**WHAT YOU WILL DO**
Scan the listing below. Report each line that includes "Отечества".

**DATA TO USE**
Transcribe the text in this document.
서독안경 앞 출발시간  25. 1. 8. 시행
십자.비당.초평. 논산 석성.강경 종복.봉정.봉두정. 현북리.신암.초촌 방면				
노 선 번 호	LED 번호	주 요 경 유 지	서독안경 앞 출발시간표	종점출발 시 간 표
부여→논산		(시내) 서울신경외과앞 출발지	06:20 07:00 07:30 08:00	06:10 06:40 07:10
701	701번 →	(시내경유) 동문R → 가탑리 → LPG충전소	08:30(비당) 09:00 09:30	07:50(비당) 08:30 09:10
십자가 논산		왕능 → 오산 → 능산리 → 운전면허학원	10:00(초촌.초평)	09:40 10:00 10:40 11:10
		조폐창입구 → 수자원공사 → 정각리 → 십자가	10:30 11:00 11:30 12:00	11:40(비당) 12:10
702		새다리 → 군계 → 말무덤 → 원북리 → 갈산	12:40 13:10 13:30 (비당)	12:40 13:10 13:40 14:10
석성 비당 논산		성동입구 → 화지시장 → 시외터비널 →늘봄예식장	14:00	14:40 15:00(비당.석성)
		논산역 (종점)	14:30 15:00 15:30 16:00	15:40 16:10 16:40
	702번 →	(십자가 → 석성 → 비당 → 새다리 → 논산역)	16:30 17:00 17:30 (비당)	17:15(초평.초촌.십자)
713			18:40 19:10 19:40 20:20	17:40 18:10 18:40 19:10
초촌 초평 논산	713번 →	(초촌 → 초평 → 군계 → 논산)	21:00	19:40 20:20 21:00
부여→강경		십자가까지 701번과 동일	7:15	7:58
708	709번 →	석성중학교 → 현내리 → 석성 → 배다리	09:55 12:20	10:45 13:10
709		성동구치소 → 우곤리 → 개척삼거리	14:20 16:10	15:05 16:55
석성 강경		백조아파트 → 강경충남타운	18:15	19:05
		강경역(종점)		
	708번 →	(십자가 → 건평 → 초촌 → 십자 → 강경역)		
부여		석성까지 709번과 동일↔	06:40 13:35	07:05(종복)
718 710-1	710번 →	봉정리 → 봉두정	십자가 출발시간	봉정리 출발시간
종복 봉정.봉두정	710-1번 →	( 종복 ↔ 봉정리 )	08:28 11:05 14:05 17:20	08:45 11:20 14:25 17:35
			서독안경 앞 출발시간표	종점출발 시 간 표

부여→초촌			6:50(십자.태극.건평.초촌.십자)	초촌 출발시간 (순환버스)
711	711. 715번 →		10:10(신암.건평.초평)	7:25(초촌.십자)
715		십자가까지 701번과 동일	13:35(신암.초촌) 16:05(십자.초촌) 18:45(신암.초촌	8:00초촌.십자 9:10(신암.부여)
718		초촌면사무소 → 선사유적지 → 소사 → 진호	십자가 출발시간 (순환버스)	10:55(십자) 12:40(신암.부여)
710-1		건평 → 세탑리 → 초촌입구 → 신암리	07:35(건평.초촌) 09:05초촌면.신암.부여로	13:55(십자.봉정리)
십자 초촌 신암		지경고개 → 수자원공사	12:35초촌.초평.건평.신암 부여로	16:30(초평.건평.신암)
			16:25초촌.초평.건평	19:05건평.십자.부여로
* * *
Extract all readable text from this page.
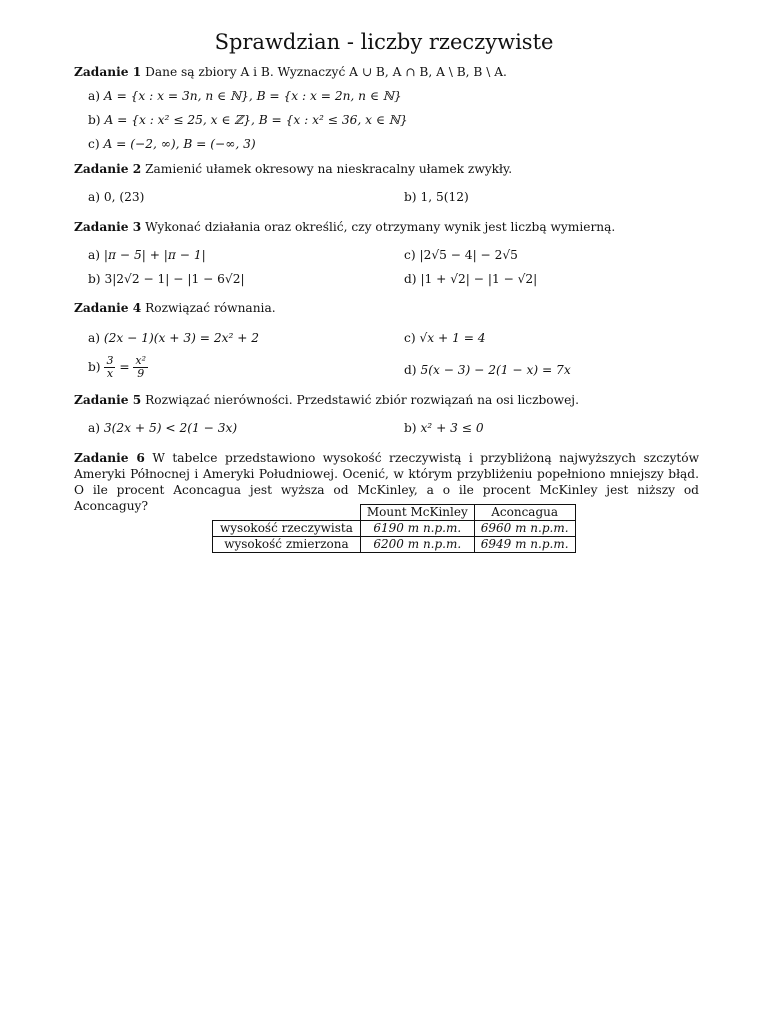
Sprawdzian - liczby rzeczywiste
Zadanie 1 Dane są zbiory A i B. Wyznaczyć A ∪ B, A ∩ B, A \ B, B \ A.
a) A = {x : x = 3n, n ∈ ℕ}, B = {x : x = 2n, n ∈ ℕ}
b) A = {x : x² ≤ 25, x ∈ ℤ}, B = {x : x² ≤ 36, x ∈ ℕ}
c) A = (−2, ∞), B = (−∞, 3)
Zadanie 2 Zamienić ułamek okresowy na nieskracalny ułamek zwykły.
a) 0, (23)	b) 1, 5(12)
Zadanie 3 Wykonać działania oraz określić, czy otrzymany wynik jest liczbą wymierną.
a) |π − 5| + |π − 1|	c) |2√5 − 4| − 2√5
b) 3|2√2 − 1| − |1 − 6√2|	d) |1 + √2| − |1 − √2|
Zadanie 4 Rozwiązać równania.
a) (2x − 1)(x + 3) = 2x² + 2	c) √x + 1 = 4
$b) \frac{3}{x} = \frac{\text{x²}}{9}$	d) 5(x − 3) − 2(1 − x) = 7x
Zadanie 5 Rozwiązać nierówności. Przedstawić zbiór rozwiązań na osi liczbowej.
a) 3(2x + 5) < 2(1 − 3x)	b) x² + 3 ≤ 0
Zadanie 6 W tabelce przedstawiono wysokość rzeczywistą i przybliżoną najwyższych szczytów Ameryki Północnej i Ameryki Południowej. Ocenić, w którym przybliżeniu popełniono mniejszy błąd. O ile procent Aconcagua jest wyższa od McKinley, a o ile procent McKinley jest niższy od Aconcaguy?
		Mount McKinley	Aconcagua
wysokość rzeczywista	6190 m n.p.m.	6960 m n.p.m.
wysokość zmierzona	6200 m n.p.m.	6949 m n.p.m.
* * *
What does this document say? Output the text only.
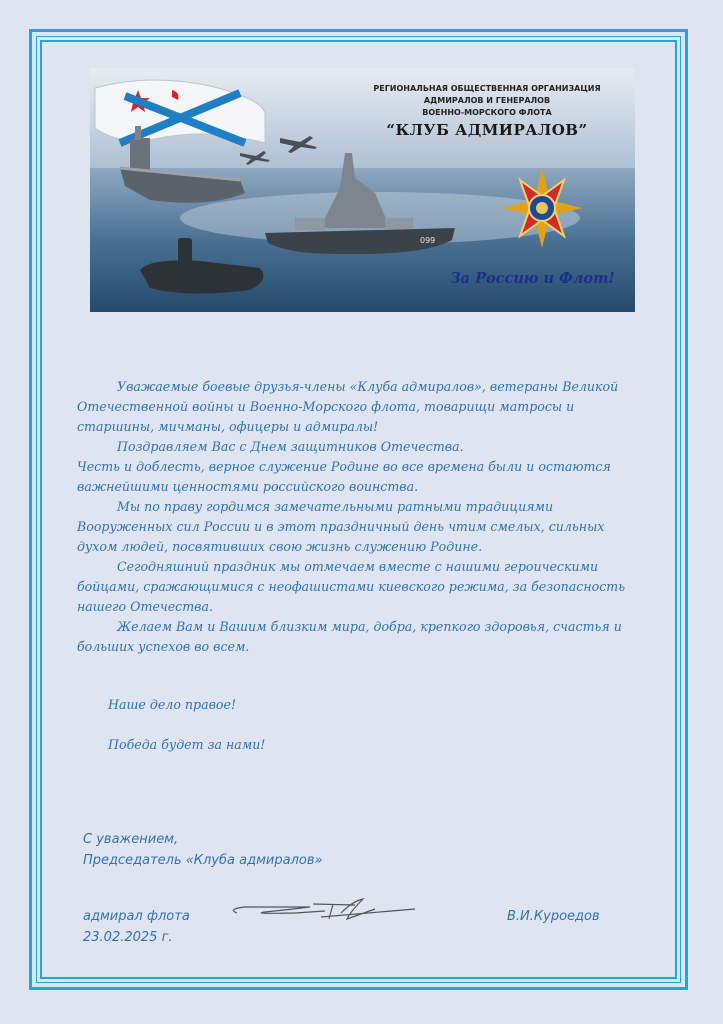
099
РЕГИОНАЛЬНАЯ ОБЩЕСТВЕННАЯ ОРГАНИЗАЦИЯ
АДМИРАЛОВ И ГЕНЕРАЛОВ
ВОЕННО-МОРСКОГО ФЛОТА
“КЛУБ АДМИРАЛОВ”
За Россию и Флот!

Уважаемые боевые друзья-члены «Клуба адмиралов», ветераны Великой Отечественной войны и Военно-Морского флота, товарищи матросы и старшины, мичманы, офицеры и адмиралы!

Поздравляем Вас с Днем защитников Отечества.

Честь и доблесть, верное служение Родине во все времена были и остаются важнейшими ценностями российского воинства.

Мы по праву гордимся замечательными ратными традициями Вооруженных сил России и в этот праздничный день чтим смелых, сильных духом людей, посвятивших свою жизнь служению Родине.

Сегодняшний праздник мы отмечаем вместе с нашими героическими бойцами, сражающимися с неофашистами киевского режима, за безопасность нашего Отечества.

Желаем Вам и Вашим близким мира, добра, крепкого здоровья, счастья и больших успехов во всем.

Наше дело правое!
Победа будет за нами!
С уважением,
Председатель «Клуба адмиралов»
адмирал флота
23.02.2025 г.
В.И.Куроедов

**EXERCISE RESULT**
Поздравляем Вас с Днем защитников Отечества.
Сегодняшний праздник мы отмечаем вместе с нашими героическими бойцами, сражающимися с неофашистами киевского режима, за безопасность нашего Отечества.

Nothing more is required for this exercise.